> [Exercise]
Collect each line of the entries that holds the string "structure".

> [Records for this task]
☆ ☆ ☆

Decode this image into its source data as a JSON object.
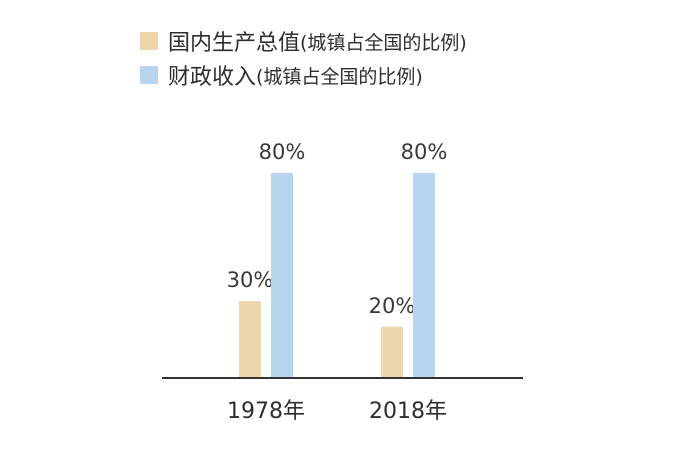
{
  "chart_data": {
    "type": "bar",
    "categories": [
      "1978年",
      "2018年"
    ],
    "series": [
      {
        "name": "国内生产总值",
        "name_suffix": "(城镇占全国的比例)",
        "color": "#edd6ab",
        "values": [
          30,
          20
        ],
        "labels": [
          "30%",
          "20%"
        ]
      },
      {
        "name": "财政收入",
        "name_suffix": "(城镇占全国的比例)",
        "color": "#b8d5f0",
        "values": [
          80,
          80
        ],
        "labels": [
          "80%",
          "80%"
        ]
      }
    ],
    "ylim": [
      0,
      100
    ],
    "grid": false,
    "legend_position": "top-left",
    "axis_color": "#333333"
  }
}
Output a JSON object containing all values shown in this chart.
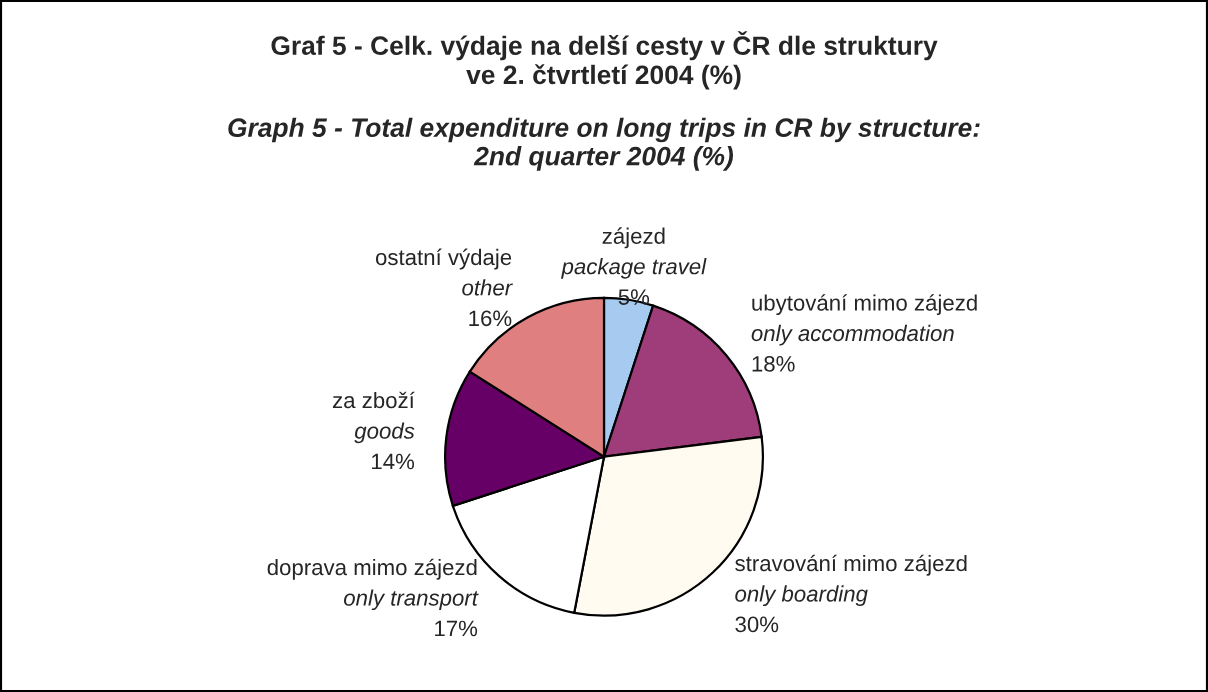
{
  "chart_data": {
    "type": "pie",
    "title": "Graf 5 - Celk. výdaje na delší cesty v ČR dle struktury\nve 2. čtvrtletí 2004 (%)",
    "subtitle": "Graph 5 - Total expenditure on long trips in CR by structure:\n2nd quarter 2004 (%)",
    "categories": [
      "zájezd\npackage travel",
      "ubytování mimo zájezd\nonly accommodation",
      "stravování mimo zájezd\nonly boarding",
      "doprava mimo zájezd\nonly transport",
      "za zboží\ngoods",
      "ostatní výdaje\nother"
    ],
    "values": [
      5,
      18,
      30,
      17,
      14,
      16
    ],
    "value_labels": [
      "5%",
      "18%",
      "30%",
      "17%",
      "14%",
      "16%"
    ],
    "colors": [
      "#a6caf0",
      "#9e3d7a",
      "#fffbf0",
      "#ffffff",
      "#660066",
      "#e07f7f"
    ],
    "legend": false
  }
}
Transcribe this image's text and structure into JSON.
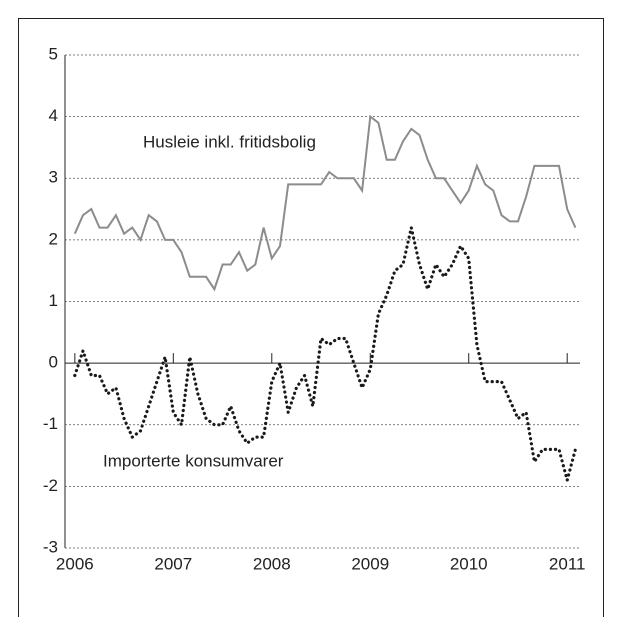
{
  "chart_data": {
    "type": "line",
    "x": [
      2006,
      2006.083,
      2006.167,
      2006.25,
      2006.333,
      2006.417,
      2006.5,
      2006.583,
      2006.667,
      2006.75,
      2006.833,
      2006.917,
      2007,
      2007.083,
      2007.167,
      2007.25,
      2007.333,
      2007.417,
      2007.5,
      2007.583,
      2007.667,
      2007.75,
      2007.833,
      2007.917,
      2008,
      2008.083,
      2008.167,
      2008.25,
      2008.333,
      2008.417,
      2008.5,
      2008.583,
      2008.667,
      2008.75,
      2008.833,
      2008.917,
      2009,
      2009.083,
      2009.167,
      2009.25,
      2009.333,
      2009.417,
      2009.5,
      2009.583,
      2009.667,
      2009.75,
      2009.833,
      2009.917,
      2010,
      2010.083,
      2010.167,
      2010.25,
      2010.333,
      2010.417,
      2010.5,
      2010.583,
      2010.667,
      2010.75,
      2010.833,
      2010.917,
      2011,
      2011.083
    ],
    "series": [
      {
        "name": "Husleie inkl. fritidsbolig",
        "color": "#8c8c8c",
        "style": "solid",
        "values": [
          2.1,
          2.4,
          2.5,
          2.2,
          2.2,
          2.4,
          2.1,
          2.2,
          2.0,
          2.4,
          2.3,
          2.0,
          2.0,
          1.8,
          1.4,
          1.4,
          1.4,
          1.2,
          1.6,
          1.6,
          1.8,
          1.5,
          1.6,
          2.2,
          1.7,
          1.9,
          2.9,
          2.9,
          2.9,
          2.9,
          2.9,
          3.1,
          3.0,
          3.0,
          3.0,
          2.8,
          4.0,
          3.9,
          3.3,
          3.3,
          3.6,
          3.8,
          3.7,
          3.3,
          3.0,
          3.0,
          2.8,
          2.6,
          2.8,
          3.2,
          2.9,
          2.8,
          2.4,
          2.3,
          2.3,
          2.7,
          3.2,
          3.2,
          3.2,
          3.2,
          2.5,
          2.2
        ]
      },
      {
        "name": "Importerte konsumvarer",
        "color": "#1a1a1a",
        "style": "dotted",
        "values": [
          -0.2,
          0.2,
          -0.2,
          -0.2,
          -0.5,
          -0.4,
          -0.9,
          -1.2,
          -1.1,
          -0.7,
          -0.3,
          0.1,
          -0.8,
          -1.0,
          0.1,
          -0.5,
          -0.9,
          -1.0,
          -1.0,
          -0.7,
          -1.1,
          -1.3,
          -1.2,
          -1.2,
          -0.3,
          0.0,
          -0.8,
          -0.4,
          -0.2,
          -0.7,
          0.4,
          0.3,
          0.4,
          0.4,
          0.0,
          -0.4,
          -0.1,
          0.8,
          1.1,
          1.5,
          1.6,
          2.2,
          1.6,
          1.2,
          1.6,
          1.4,
          1.6,
          1.9,
          1.7,
          0.3,
          -0.3,
          -0.3,
          -0.3,
          -0.6,
          -0.9,
          -0.8,
          -1.6,
          -1.4,
          -1.4,
          -1.4,
          -1.9,
          -1.4
        ]
      }
    ],
    "xlim": [
      2005.9,
      2011.13
    ],
    "xticks": [
      2006,
      2007,
      2008,
      2009,
      2010,
      2011
    ],
    "ylim": [
      -3,
      5
    ],
    "yticks": [
      -3,
      -2,
      -1,
      0,
      1,
      2,
      3,
      4,
      5
    ],
    "grid": true
  }
}
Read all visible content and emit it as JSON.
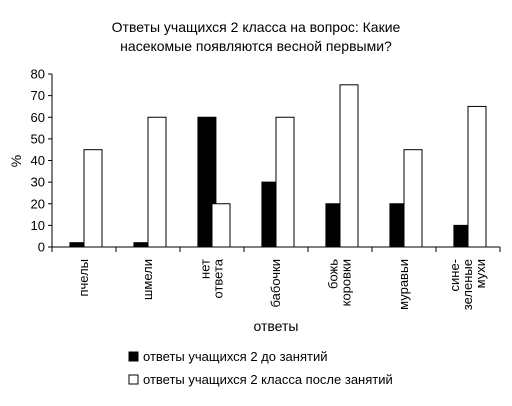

☆ ☆ ☆

> [Solution]
    "subtitle": "Graph 5 - Total expenditure on long trips in CR by structure:\n2nd quarter 2004 (%)",
Transcribe this image's text and structure into JSON.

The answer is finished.